(Provided entries):
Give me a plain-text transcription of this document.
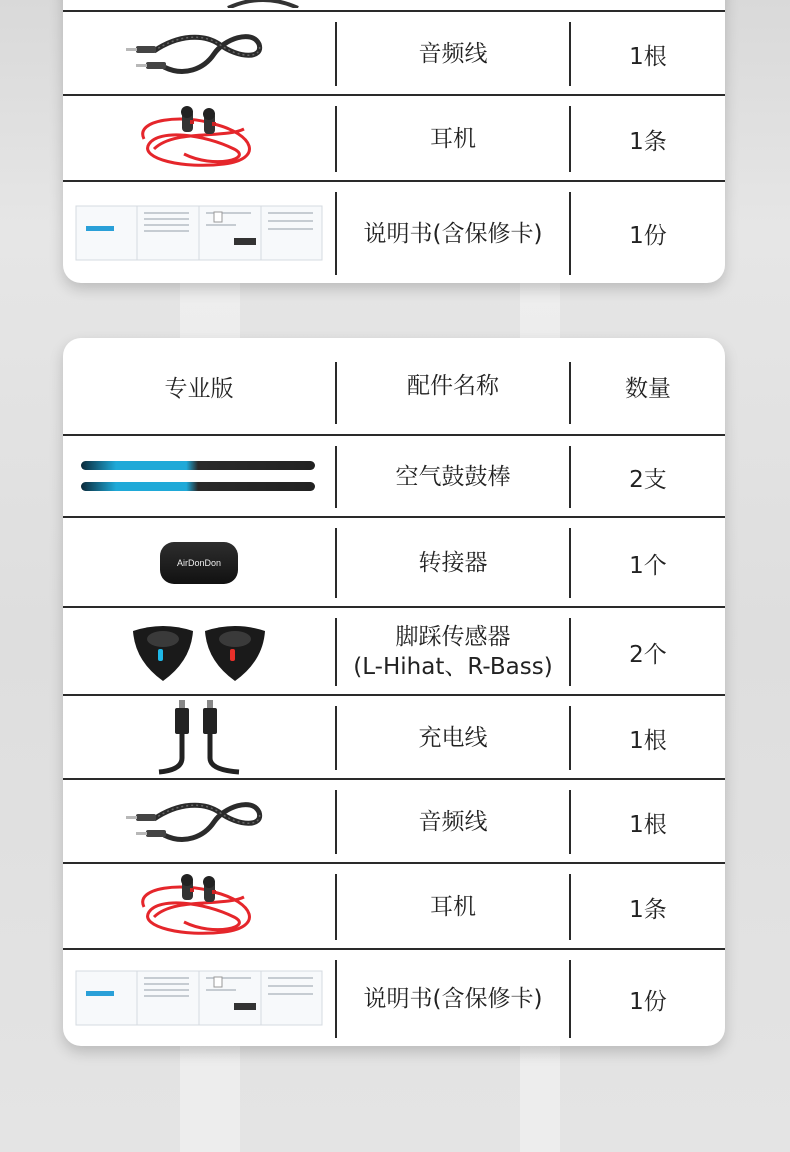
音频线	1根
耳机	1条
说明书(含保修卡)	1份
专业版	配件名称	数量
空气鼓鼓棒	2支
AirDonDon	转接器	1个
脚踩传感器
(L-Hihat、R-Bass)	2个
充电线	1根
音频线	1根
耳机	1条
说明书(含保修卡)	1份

(To be done): Omit the pictures. Transcribe every record exactly.

(Reply to the task):
Give me a plain-text transcription of this document.
音频线	1根
耳机	1条
说明书(含保修卡)	1份
专业版	配件名称	数量
空气鼓鼓棒	2支
AirDonDon	转接器	1个
脚踩传感器
(L-Hihat、R-Bass)	2个
充电线	1根
音频线	1根
耳机	1条
说明书(含保修卡)	1份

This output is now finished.